TRECHO DE ORIGEM:
........
Escola tem aulas interrompidas por causa de tiroteios diários Crédito: Marina Silva/CORREIO

O fundo da escola dá para parte dos 75 hectares do Parque São Bartolomeu. “Quando começa a guerra deles lá, fico com o coração na mão. Tenho dois filhos que estudam lá e é sempre assim: o pessoal do parque quer tomar, mas os rivais do Rio Sena e Mirantes de Periperi não deixam e atiram também. É chuva de bala para todos os lados. As nossas crianças e os professores ficam em pânico. Uma bala perdida dessas pode achar inocentes”, disse uma moradora.

Segundo ela, entre os dias 29 de abril e 17 de maio, as aulas foram suspensas na escola. “A direção mesmo suspendeu, porque estava demais, não dava para garantir a segurança de ninguém. Agora, ficamos sabendo que a escola será gradeada”, contou. Procurada, a Secretaria Municipal de Educação (Smed) confirmou que os 304 alunos da Escola Adilson de Souza Gallo ficaram sem aula por cinco dias, entre os meses de abril e maio, e também a instalação das grades, já programada para este mês. “Todas as janelas e portas serão gradeadas”, diz a nota.
........
DADOS EM ESTUDO:
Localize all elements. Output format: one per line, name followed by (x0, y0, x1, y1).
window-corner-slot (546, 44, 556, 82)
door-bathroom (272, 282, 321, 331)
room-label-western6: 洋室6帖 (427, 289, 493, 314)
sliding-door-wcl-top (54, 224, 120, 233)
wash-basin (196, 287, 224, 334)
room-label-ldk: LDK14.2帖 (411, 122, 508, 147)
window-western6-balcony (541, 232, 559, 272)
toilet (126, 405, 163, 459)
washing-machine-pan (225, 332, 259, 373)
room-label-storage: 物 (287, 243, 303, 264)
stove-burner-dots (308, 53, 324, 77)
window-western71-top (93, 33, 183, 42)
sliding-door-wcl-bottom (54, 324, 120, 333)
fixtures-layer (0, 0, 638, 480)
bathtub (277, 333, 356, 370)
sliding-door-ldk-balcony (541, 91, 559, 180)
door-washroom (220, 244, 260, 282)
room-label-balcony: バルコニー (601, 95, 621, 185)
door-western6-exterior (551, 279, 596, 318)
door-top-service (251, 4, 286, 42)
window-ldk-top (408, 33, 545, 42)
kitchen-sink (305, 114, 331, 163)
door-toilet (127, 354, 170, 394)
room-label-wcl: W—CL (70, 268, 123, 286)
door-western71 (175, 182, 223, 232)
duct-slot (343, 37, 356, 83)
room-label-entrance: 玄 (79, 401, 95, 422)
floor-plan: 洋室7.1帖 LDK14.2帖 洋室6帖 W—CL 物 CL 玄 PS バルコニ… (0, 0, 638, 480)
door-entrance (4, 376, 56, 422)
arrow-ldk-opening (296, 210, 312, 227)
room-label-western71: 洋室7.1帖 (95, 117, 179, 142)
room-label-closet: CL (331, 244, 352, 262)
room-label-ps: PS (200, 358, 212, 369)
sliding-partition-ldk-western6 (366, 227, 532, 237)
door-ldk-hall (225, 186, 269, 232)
........
AÇÕES A REALIZAR:
[1] Reproduza fielmente o trecho do texto sobre a escola afetada por tiroteios, começando em "O fundo da escola" e seguindo até "disse uma moradora.".
[2] Escreva a parte seguinte do texto sobre a escola afetada por tiroteios, a partir da última frase apresentada.
Os registros provêm de uma fonte diferente da do texto.

RESPOSTAS POR ITEM:
[1]
O fundo da escola dá para parte dos 75 hectares do Parque São Bartolomeu. “Quando começa a guerra deles lá, fico com o coração na mão. Tenho dois filhos que estudam lá e é sempre assim: o pessoal do parque quer tomar, mas os rivais do Rio Sena e Mirantes de Periperi não deixam e atiram também. É chuva de bala para todos os lados. As nossas crianças e os professores ficam em pânico. Uma bala perdida dessas pode achar inocentes”, disse uma moradora.

[2]
Outra mãe avalia que a grades devem aumentar a sensação de segurança. “Mas não é a solução do problema. É preciso outras medidas, como uma varredura na mata. A polícia tem que cercar o local e prender todo mundo. A situação chegou a esse ponto porque o Comando Vermelho está na mata”, disse.

Sobre a segurança  na instituição de ensino, a secretaria explicou que a “escola em questão tem funcionamento até às 17h, portanto, cabe apenas um agente de portaria, profissional que controla o acesso de alunos e colaboradores na unidade escolar, vale ressaltar que ele não faz a segurança da instituição”.

Já a Guarda Municipal Civil (GMC) informou que atua diariamente com dez viaturas, exclusivas para o patrulhamento escolar. “A atuação através de patrulhamento visa o monitoramento das centenas de escolas existentes na cidade, ocorrendo inclusive reforço em unidades de ensino que tenham a solicitação do serviço. No caso em questão, a suspensão das aulas está ligada à insegurança no bairro e não na Escola, visto que a GCM não foi demandada para garantir reforço nessa unidade”, encerra a nota.

Outros posicionamentos

Em relação aos crimes contra os cães relatados acima, a Diretoria de Proteção Animal, órgão da Secis (Secretaria Municipal de Sustentabilidade, Inovação e Resiliência), informou não ter registros de denúncias desse teor. Já a Guarda  Civil Municipal disse que só atua no resgate de animais silvestres.

O Centro de Controle de Zoonoses (CCZ), órgão vinculado à Secretaria Municipal da Saúde (SMS), informou que não há registro de maus-tratos e acrescentou que “crimes contra animais é denunciado diretamente à Polícia Civil (PC)”.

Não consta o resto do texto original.